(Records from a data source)
_ _ _ _ _ _ _

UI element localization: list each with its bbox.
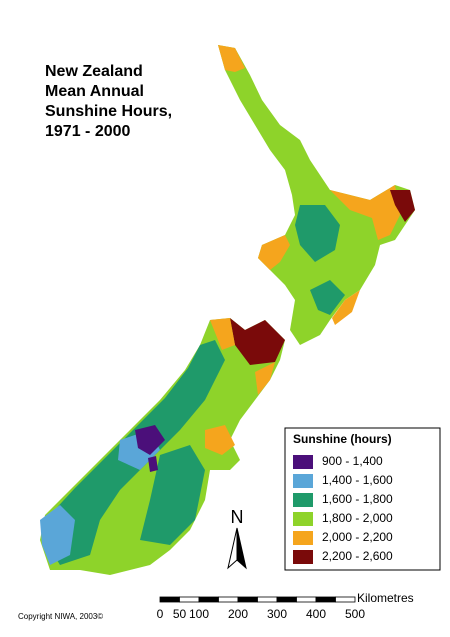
scale-segment [198,596,219,603]
scale-segment [179,596,200,603]
legend-label: 1,600 - 1,800 [322,492,393,506]
title: New Zealand Mean Annual Sunshine Hours, 197… [45,63,172,140]
region [218,45,245,72]
legend-label: 900 - 1,400 [322,454,383,468]
region [210,318,235,350]
region [255,362,275,395]
scale-label: 0 [157,607,164,621]
legend-label: 2,200 - 2,600 [322,549,393,563]
legend-label: 1,800 - 2,000 [322,511,393,525]
scale-segment [237,596,258,603]
legend: Sunshine (hours) 900 - 1,400 1,400 - 1,600… [293,432,393,564]
scale-label: 400 [306,607,326,621]
scale-label: 300 [267,607,287,621]
scale-label: 50 [173,607,187,621]
scale-bar: 0 50 100 200 300 400 500 Kilometres [157,591,414,621]
legend-swatch [293,455,313,469]
legend-title: Sunshine (hours) [293,432,392,446]
scale-segment [335,596,356,603]
legend-swatch [293,531,313,545]
scale-segment [296,596,317,603]
region [148,456,158,472]
legend-swatch [293,493,313,507]
legend-swatch [293,550,313,564]
scale-segment [315,596,336,603]
scale-unit: Kilometres [357,591,414,605]
scale-label: 500 [345,607,365,621]
title-line: Mean Annual [45,83,144,100]
region [390,190,415,222]
title-line: New Zealand [45,63,143,80]
copyright: Copyright NIWA, 2003© [18,612,103,621]
legend-label: 1,400 - 1,600 [322,473,393,487]
region [332,290,360,325]
south-island [40,318,285,575]
scale-label: 200 [228,607,248,621]
north-arrow-icon [227,527,247,570]
scale-label: 100 [189,607,209,621]
region [140,445,205,545]
north-label: N [231,507,244,527]
region [218,45,415,345]
region [230,318,285,365]
scale-segment [159,596,180,603]
title-line: Sunshine Hours, [45,103,172,120]
region [135,425,165,455]
scale-segment [218,596,239,603]
region [258,235,290,270]
legend-label: 2,000 - 2,200 [322,530,393,544]
legend-swatch [293,512,313,526]
region [40,505,75,565]
scale-segment [257,596,278,603]
scale-segment [276,596,297,603]
title-line: 1971 - 2000 [45,123,131,140]
north-island [218,45,415,345]
region [330,185,400,240]
region [205,425,235,455]
region [310,280,345,315]
region [295,205,340,262]
legend-swatch [293,474,313,488]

_ _ _ _ _ _ _

Your task: Reproduce every line of the records above, changing each "scale-segment" to "scale-block" and leaving everything else as it is. Omit the picture lines from your answer.

Complete answer:
UI element localization: list each with its bbox.
scale-block [198,596,219,603]
scale-block [179,596,200,603]
legend-label: 1,600 - 1,800 [322,492,393,506]
title: New Zealand Mean Annual Sunshine Hours, 197… [45,63,172,140]
region [218,45,245,72]
legend-label: 900 - 1,400 [322,454,383,468]
region [210,318,235,350]
region [255,362,275,395]
scale-label: 0 [157,607,164,621]
legend-label: 2,200 - 2,600 [322,549,393,563]
legend-label: 1,800 - 2,000 [322,511,393,525]
scale-block [237,596,258,603]
legend: Sunshine (hours) 900 - 1,400 1,400 - 1,600… [293,432,393,564]
scale-label: 400 [306,607,326,621]
scale-label: 300 [267,607,287,621]
scale-label: 50 [173,607,187,621]
scale-bar: 0 50 100 200 300 400 500 Kilometres [157,591,414,621]
legend-swatch [293,455,313,469]
legend-title: Sunshine (hours) [293,432,392,446]
scale-block [335,596,356,603]
legend-swatch [293,531,313,545]
scale-block [296,596,317,603]
region [148,456,158,472]
legend-swatch [293,493,313,507]
legend-swatch [293,550,313,564]
scale-block [315,596,336,603]
scale-unit: Kilometres [357,591,414,605]
scale-label: 500 [345,607,365,621]
title-line: Mean Annual [45,83,144,100]
region [390,190,415,222]
title-line: New Zealand [45,63,143,80]
copyright: Copyright NIWA, 2003© [18,612,103,621]
legend-label: 1,400 - 1,600 [322,473,393,487]
region [332,290,360,325]
south-island [40,318,285,575]
scale-label: 200 [228,607,248,621]
north-arrow-icon [227,527,247,570]
scale-label: 100 [189,607,209,621]
region [140,445,205,545]
north-label: N [231,507,244,527]
region [218,45,415,345]
region [230,318,285,365]
scale-block [159,596,180,603]
title-line: Sunshine Hours, [45,103,172,120]
region [135,425,165,455]
scale-block [218,596,239,603]
region [258,235,290,270]
legend-label: 2,000 - 2,200 [322,530,393,544]
legend-swatch [293,512,313,526]
region [40,505,75,565]
scale-block [257,596,278,603]
scale-block [276,596,297,603]
title-line: 1971 - 2000 [45,123,131,140]
north-island [218,45,415,345]
region [330,185,400,240]
region [205,425,235,455]
region [310,280,345,315]
region [295,205,340,262]
legend-swatch [293,474,313,488]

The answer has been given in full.